» Task requirements: Lines that include the word "this" are the ones to copy.

-- Start --

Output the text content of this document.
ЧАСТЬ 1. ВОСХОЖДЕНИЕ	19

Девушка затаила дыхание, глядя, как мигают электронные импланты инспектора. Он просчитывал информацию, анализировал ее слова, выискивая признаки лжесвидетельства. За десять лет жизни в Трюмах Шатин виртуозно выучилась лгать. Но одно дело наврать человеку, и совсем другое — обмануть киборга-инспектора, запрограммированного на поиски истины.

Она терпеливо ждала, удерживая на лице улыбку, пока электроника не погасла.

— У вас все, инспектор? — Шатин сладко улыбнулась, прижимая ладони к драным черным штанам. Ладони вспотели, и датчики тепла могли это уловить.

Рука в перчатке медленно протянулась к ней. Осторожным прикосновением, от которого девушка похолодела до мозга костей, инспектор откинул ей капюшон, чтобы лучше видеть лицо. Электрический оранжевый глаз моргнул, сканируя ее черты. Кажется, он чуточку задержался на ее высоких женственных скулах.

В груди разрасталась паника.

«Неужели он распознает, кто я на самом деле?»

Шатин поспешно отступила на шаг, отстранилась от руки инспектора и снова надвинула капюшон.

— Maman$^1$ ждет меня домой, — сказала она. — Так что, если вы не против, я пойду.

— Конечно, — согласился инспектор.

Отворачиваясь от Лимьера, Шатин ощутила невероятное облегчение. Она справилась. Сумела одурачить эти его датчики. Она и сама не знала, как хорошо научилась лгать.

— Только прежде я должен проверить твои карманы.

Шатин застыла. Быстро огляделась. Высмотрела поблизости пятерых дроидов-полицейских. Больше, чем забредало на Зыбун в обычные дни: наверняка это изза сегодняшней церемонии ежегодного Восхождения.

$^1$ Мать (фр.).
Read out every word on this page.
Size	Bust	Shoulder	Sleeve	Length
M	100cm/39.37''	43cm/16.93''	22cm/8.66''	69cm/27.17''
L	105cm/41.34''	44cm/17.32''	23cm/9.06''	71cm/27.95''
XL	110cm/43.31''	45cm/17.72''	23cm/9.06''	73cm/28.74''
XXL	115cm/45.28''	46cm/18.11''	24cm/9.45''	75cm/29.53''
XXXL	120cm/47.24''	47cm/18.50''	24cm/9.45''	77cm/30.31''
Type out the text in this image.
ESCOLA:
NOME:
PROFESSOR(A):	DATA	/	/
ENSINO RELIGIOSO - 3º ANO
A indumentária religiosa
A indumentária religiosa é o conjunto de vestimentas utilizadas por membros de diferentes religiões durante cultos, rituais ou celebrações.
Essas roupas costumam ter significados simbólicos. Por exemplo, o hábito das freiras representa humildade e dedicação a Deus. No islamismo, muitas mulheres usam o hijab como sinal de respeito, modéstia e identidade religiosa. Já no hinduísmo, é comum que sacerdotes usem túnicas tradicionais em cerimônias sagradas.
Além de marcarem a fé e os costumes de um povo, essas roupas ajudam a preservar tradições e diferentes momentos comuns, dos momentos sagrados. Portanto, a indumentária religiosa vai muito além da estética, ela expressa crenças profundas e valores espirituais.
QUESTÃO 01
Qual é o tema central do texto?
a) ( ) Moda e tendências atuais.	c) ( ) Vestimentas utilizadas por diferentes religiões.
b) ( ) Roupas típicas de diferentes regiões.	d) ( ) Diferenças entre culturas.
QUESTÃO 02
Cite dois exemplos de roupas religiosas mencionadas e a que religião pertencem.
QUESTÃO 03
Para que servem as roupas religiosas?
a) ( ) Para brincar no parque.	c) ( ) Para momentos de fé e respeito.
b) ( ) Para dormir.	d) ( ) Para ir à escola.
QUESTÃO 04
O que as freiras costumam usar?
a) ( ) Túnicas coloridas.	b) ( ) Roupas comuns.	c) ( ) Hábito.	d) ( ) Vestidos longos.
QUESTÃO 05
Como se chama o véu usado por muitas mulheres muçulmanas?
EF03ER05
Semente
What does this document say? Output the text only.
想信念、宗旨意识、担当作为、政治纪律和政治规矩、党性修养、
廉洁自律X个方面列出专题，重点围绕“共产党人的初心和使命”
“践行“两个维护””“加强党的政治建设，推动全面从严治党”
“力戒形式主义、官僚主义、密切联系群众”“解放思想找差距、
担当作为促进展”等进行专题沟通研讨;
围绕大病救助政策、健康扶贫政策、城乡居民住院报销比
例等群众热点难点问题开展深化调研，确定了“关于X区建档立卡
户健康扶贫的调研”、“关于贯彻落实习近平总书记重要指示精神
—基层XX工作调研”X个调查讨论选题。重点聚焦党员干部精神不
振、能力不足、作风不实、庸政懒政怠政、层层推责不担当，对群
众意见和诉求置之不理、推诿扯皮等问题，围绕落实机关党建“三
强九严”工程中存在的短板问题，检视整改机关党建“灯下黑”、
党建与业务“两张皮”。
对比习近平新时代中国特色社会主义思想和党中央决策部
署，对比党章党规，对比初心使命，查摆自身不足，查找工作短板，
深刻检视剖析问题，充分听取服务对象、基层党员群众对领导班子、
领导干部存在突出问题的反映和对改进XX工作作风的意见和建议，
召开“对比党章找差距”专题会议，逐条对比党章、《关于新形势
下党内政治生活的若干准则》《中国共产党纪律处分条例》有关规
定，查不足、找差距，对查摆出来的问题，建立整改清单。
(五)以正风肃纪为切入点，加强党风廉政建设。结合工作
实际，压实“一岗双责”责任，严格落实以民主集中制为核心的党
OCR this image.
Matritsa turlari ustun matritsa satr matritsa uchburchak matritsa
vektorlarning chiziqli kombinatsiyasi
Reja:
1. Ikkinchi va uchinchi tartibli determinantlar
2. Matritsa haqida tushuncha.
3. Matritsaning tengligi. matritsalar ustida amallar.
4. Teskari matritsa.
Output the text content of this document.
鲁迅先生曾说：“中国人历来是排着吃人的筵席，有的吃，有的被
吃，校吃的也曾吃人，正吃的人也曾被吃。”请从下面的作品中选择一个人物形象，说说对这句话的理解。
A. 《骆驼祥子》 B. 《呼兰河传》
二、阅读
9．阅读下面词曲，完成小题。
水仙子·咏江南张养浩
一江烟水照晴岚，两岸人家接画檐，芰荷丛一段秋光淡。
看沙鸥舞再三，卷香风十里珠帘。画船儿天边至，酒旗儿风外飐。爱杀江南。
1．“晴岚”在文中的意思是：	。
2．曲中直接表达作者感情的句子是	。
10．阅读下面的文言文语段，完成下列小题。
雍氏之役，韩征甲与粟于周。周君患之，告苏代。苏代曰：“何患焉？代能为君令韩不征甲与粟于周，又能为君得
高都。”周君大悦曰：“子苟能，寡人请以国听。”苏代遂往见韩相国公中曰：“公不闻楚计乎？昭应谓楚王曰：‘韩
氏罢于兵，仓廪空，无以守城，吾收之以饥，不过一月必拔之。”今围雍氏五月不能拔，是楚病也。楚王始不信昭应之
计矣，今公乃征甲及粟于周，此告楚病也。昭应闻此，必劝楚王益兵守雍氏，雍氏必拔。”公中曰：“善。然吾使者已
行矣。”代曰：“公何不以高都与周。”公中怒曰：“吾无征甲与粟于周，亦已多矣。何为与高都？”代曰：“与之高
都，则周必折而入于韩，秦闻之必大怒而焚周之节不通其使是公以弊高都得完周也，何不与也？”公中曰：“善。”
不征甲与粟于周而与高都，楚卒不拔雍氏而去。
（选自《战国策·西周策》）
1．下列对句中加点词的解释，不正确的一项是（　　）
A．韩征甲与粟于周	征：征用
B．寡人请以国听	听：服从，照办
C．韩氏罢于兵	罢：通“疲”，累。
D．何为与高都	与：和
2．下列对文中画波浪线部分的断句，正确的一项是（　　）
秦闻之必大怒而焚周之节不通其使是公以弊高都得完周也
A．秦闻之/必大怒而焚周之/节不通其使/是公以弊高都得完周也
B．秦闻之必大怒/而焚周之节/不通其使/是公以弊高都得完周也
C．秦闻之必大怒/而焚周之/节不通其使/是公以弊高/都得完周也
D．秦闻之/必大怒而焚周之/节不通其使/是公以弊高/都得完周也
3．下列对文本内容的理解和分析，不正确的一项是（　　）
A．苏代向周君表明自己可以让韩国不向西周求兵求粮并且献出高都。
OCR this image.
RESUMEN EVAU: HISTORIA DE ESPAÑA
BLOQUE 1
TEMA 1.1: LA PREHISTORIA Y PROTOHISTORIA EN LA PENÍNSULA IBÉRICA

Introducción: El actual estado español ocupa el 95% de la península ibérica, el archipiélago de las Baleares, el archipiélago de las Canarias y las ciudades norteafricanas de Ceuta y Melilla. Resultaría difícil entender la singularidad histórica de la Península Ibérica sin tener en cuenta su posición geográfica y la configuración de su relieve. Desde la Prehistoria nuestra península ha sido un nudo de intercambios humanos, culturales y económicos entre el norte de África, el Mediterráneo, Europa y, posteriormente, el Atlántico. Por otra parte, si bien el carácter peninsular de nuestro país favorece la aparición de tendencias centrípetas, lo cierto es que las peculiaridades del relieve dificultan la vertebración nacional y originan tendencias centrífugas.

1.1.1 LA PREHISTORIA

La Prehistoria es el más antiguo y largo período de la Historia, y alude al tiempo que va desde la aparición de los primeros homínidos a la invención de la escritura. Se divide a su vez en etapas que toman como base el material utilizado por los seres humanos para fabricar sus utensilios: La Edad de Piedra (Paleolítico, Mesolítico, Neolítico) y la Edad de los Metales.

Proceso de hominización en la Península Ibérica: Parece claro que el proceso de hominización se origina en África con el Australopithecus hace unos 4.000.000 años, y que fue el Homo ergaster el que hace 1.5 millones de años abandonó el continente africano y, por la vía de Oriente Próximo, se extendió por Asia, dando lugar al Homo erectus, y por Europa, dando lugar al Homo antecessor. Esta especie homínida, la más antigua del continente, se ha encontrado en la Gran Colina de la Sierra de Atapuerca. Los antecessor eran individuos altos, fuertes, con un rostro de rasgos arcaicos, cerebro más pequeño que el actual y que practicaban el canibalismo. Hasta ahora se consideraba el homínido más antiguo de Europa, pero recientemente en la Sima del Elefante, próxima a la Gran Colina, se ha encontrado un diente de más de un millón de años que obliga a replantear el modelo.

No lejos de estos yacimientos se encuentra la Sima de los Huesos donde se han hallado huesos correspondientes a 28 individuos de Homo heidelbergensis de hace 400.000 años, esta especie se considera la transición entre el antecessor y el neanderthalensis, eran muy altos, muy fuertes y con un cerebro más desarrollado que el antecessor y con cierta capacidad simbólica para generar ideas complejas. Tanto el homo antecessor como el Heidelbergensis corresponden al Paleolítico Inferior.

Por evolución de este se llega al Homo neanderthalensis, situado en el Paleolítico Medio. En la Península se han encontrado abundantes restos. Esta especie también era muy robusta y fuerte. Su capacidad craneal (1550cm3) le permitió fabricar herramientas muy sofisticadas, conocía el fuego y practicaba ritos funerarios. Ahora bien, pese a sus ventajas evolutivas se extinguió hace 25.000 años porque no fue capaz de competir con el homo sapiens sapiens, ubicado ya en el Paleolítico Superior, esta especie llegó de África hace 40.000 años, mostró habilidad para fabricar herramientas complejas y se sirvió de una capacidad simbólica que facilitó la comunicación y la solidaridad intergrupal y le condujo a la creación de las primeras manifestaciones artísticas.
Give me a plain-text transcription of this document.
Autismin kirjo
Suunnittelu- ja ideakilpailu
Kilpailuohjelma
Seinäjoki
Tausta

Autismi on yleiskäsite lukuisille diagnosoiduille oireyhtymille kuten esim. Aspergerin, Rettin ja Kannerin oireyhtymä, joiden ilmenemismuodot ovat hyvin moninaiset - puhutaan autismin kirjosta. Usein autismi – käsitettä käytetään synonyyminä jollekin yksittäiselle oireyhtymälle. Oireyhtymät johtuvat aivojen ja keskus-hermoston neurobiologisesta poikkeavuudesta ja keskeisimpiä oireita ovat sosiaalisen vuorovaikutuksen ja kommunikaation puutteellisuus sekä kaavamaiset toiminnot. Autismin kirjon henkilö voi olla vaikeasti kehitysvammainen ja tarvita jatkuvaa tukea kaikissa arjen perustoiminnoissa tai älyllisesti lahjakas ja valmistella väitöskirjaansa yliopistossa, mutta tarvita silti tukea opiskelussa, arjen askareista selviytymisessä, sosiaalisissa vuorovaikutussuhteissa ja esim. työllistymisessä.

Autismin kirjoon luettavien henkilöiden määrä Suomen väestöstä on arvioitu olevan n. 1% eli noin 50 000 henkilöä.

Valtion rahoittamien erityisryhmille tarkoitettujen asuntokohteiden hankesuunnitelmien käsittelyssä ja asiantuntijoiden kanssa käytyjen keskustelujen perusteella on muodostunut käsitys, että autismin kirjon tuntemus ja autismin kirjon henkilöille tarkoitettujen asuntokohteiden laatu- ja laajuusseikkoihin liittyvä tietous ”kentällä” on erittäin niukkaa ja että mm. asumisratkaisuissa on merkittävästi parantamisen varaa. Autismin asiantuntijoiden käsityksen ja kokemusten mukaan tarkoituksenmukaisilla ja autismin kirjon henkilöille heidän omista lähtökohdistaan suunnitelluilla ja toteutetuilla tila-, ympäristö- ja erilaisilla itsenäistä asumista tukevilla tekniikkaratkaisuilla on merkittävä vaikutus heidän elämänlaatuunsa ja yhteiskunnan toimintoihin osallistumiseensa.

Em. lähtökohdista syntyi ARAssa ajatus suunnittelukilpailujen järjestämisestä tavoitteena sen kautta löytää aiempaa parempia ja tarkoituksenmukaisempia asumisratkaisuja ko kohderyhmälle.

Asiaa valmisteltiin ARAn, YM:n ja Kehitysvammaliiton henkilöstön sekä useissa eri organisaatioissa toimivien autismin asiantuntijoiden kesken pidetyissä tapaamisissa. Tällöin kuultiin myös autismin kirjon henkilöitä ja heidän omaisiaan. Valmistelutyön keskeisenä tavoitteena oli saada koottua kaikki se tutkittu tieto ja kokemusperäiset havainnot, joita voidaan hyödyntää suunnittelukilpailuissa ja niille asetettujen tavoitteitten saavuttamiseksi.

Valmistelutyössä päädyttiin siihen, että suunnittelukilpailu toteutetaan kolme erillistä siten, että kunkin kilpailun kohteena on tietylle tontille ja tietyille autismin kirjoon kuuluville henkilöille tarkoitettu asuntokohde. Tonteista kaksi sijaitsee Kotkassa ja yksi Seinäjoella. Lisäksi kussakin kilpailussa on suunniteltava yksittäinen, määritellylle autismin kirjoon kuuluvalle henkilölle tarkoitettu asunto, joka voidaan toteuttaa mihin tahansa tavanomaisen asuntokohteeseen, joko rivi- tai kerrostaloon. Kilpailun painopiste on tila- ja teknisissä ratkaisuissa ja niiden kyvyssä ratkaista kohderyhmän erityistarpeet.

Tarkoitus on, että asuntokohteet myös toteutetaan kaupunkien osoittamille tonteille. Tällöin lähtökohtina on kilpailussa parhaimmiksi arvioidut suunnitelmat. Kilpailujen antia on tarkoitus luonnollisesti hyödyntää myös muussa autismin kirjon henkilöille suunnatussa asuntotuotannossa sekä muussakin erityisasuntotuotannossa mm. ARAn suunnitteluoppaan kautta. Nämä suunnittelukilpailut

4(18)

-- End --

» Written response:
Output the text content of this document.
Read out every word on this page.
Type out the text in this image.
What does this document say? Output the text only.
OCR this image.
Output the text content of this document.
OCR this image.
Give me a plain-text transcription of this document.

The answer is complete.